** START **
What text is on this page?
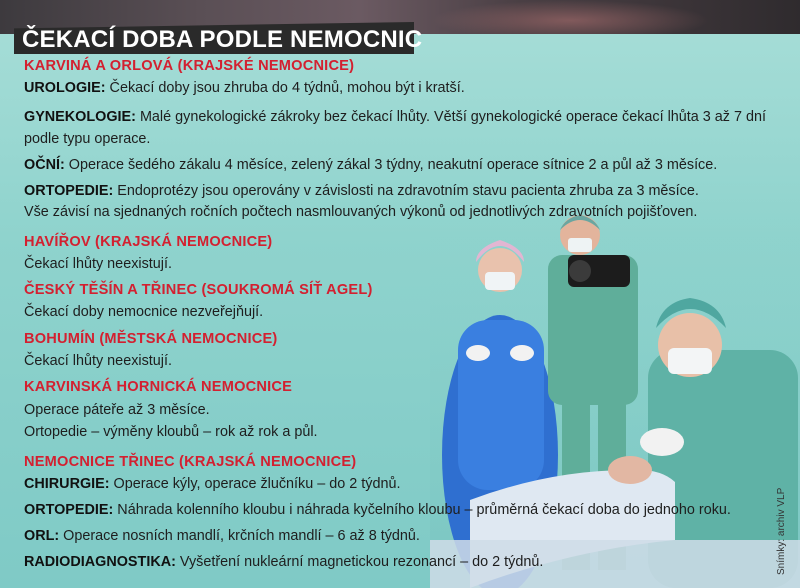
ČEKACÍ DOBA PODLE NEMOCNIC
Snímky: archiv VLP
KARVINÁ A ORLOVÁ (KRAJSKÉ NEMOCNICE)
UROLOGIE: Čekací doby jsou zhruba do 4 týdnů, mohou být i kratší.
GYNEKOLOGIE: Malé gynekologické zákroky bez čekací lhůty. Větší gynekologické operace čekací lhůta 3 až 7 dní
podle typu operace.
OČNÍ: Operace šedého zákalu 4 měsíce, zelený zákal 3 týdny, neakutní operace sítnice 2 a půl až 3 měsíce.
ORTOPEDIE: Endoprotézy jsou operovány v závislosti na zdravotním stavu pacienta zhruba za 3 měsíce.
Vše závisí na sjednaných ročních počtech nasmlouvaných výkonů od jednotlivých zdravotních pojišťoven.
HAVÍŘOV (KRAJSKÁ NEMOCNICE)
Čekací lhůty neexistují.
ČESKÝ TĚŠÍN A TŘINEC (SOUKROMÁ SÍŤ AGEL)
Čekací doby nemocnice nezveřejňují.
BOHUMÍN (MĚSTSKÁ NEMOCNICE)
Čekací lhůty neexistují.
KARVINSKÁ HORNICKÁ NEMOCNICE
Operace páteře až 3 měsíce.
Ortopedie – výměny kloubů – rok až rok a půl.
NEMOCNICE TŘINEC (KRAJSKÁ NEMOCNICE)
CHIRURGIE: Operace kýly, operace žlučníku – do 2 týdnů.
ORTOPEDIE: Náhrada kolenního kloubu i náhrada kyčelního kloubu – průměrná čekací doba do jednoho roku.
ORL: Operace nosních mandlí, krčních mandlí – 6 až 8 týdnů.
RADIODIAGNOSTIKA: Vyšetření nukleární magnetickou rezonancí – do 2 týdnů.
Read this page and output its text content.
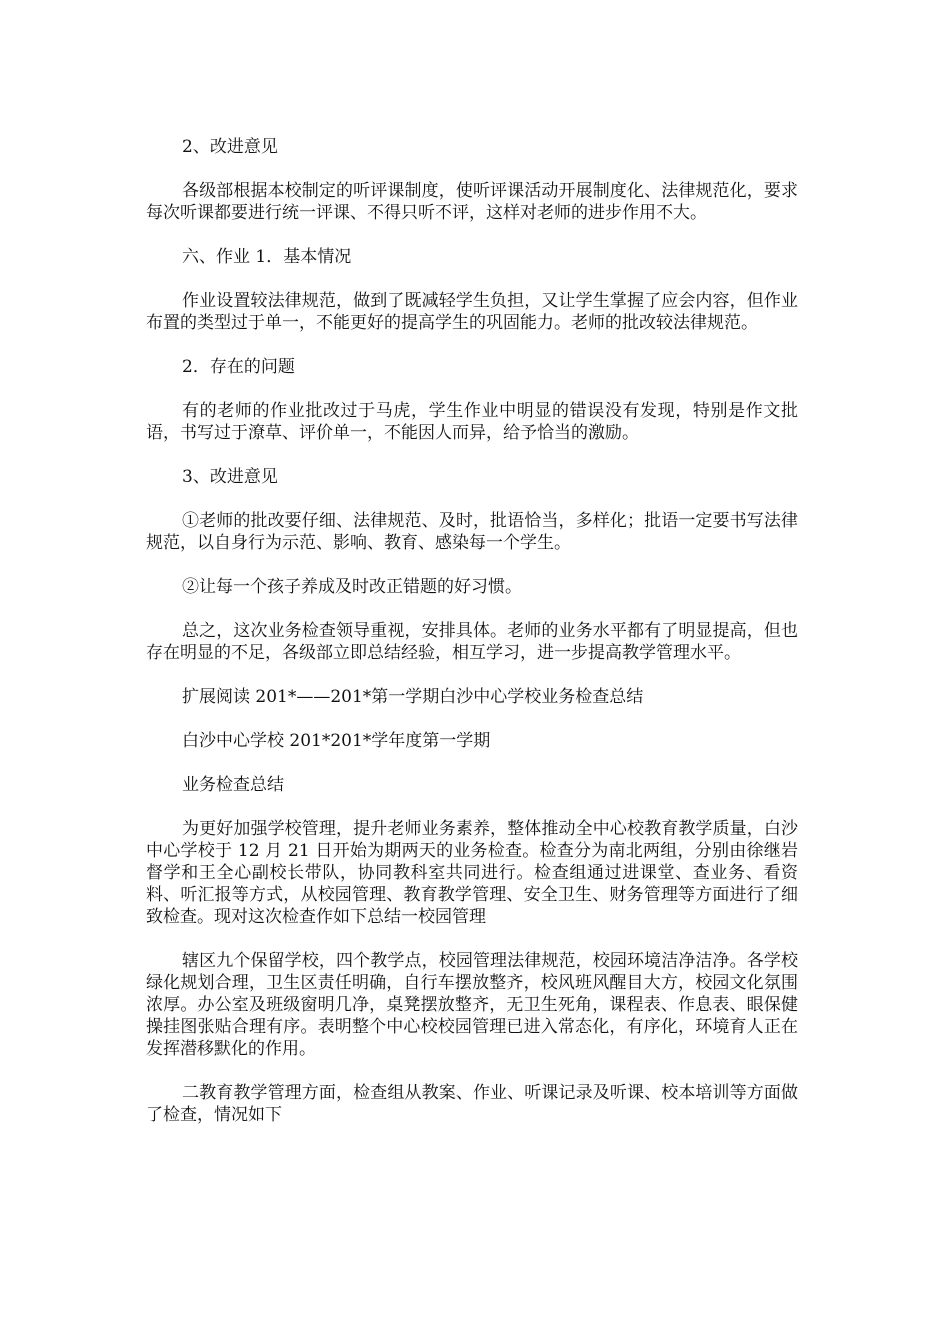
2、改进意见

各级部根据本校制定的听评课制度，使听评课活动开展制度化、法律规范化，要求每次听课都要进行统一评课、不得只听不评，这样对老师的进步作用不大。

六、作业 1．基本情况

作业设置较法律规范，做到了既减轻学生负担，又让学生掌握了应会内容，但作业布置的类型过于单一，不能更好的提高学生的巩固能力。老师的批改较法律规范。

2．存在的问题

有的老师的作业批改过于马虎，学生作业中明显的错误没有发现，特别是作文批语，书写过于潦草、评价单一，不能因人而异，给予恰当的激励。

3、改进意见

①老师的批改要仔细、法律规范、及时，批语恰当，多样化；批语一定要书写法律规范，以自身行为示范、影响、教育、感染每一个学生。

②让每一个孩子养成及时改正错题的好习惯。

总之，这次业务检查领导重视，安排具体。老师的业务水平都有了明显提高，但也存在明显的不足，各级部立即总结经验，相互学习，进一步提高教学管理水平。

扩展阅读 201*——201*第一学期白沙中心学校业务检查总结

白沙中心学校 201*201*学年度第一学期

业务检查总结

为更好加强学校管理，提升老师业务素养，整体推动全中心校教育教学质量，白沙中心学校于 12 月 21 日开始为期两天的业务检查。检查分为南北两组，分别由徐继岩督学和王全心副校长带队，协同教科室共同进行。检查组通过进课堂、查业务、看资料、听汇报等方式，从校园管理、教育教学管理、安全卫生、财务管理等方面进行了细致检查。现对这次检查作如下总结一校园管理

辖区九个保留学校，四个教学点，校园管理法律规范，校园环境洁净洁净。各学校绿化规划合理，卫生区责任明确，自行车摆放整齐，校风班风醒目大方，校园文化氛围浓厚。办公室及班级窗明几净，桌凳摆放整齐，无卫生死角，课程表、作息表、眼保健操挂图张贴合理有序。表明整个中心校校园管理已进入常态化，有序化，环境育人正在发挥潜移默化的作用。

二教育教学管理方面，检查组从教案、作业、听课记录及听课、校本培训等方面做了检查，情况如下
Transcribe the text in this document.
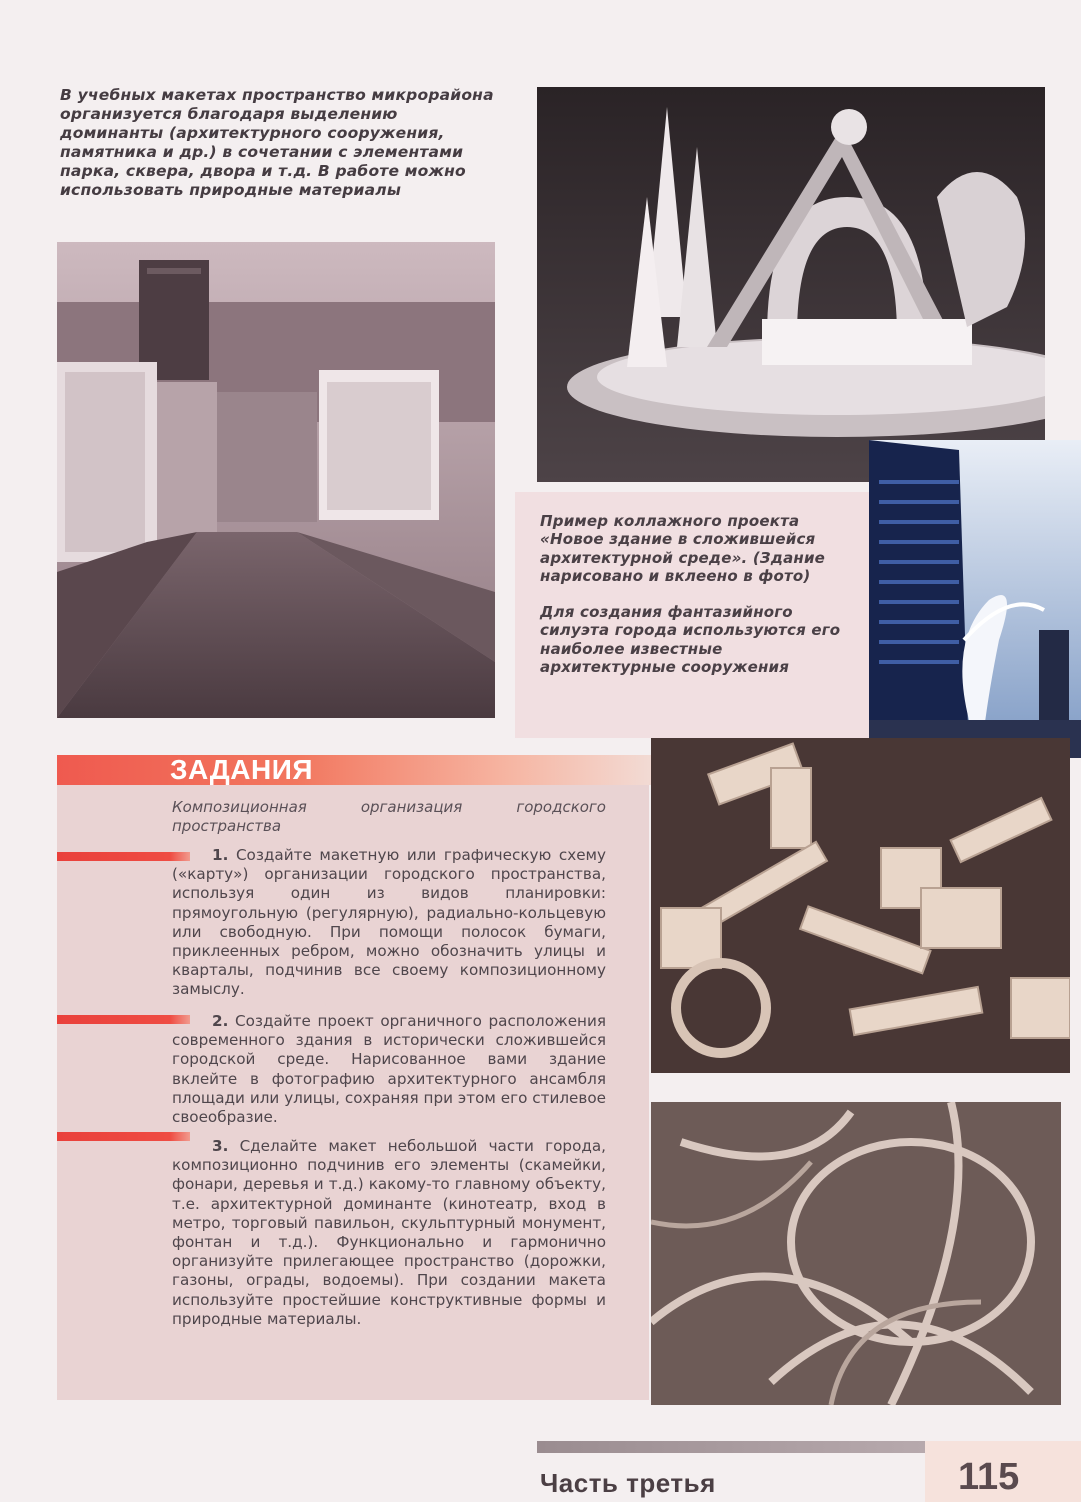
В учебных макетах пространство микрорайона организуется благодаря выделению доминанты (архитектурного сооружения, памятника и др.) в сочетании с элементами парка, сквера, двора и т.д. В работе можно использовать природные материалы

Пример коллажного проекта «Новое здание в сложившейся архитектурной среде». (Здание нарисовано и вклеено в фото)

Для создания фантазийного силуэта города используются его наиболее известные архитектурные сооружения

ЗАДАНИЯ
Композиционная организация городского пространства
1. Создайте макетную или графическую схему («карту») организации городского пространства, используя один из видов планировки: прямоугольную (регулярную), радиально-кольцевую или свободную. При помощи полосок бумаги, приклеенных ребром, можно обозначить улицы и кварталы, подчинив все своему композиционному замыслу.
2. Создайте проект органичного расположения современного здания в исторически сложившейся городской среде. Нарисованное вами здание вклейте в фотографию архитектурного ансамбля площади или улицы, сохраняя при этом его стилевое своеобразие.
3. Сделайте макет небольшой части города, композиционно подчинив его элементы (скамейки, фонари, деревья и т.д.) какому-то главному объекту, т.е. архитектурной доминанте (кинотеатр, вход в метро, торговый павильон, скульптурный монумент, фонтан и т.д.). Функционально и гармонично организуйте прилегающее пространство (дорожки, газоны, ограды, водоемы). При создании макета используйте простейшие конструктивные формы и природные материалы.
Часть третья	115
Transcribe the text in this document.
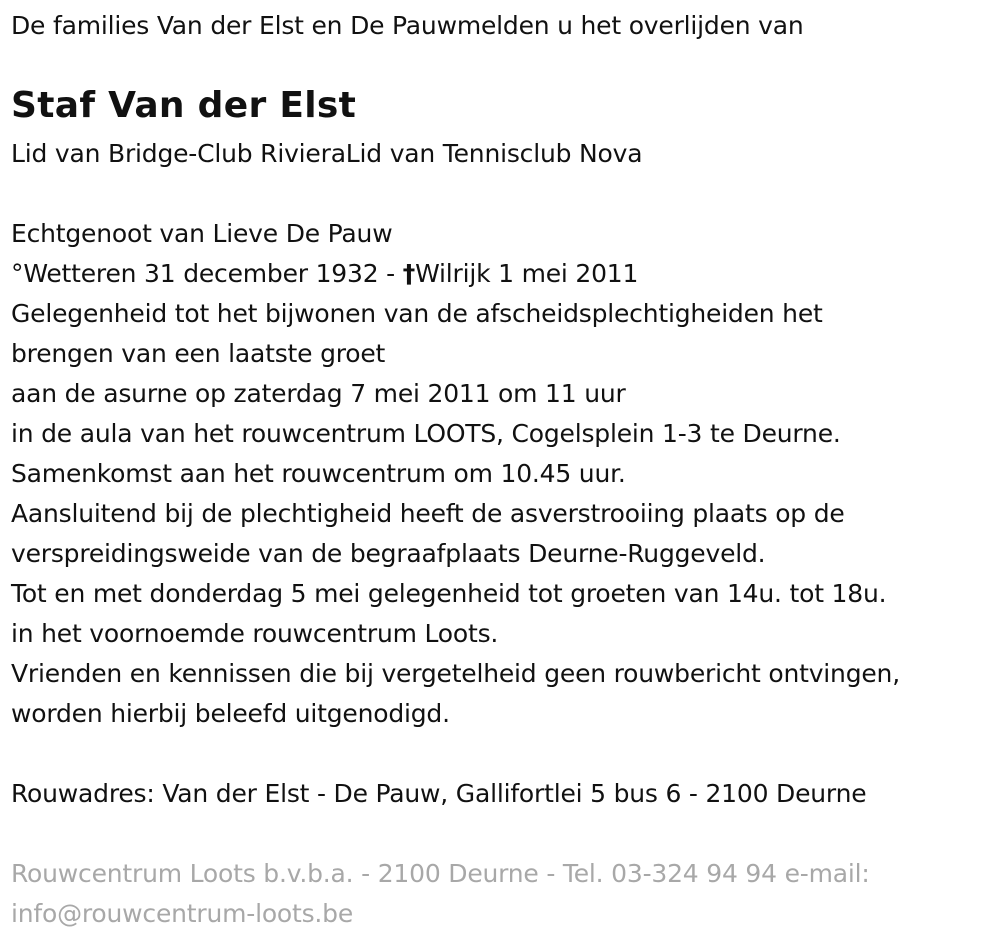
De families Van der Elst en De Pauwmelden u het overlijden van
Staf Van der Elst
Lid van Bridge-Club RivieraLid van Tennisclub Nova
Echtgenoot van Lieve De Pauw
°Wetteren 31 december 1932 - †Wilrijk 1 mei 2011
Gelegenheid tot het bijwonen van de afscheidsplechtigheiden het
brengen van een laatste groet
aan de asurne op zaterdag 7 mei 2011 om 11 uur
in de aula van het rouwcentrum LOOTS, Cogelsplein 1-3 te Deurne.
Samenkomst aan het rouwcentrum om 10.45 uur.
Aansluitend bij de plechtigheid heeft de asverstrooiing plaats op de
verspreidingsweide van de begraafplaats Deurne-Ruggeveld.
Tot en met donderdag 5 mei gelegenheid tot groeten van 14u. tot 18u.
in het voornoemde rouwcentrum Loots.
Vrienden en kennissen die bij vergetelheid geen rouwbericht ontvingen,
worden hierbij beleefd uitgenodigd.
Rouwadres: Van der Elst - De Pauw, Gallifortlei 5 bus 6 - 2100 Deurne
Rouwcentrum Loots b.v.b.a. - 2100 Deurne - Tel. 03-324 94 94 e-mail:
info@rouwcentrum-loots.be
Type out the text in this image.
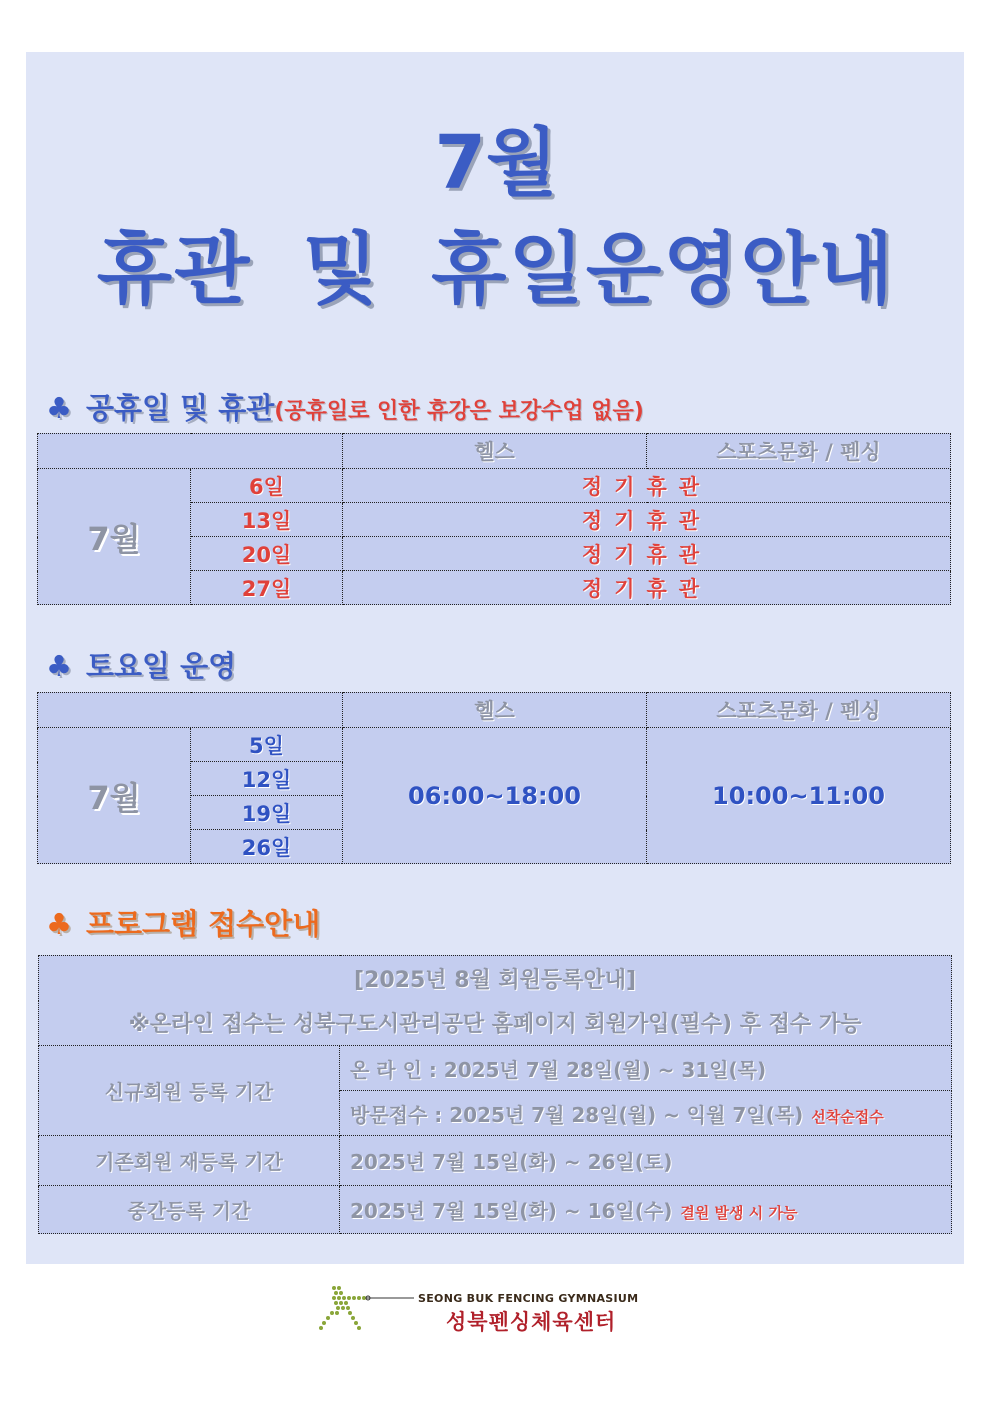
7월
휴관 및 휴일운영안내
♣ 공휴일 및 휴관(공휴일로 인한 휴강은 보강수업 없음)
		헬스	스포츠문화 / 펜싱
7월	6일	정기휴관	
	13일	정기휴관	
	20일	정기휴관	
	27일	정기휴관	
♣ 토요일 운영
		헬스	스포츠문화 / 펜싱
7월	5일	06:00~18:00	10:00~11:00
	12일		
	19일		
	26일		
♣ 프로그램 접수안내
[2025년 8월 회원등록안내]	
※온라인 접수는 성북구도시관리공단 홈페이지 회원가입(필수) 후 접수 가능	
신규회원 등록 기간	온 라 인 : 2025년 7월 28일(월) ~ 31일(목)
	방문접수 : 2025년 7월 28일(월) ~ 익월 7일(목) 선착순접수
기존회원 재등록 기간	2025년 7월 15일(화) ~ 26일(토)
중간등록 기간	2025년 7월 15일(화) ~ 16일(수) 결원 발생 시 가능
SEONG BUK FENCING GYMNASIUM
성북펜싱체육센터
** END **
- [Written exercise]: Copy, from the material above, each line in which the string "улицы" occurs.

- [Result of this task]:
1. Создайте макетную или графическую схему («карту») организации городского пространства, используя один из видов планировки: прямоугольную (регулярную), радиально-кольцевую или свободную. При помощи полосок бумаги, приклеенных ребром, можно обозначить улицы и кварталы, подчинив все своему композиционному замыслу.
2. Создайте проект органичного расположения современного здания в исторически сложившейся городской среде. Нарисованное вами здание вклейте в фотографию архитектурного ансамбля площади или улицы, сохраняя при этом его стилевое своеобразие.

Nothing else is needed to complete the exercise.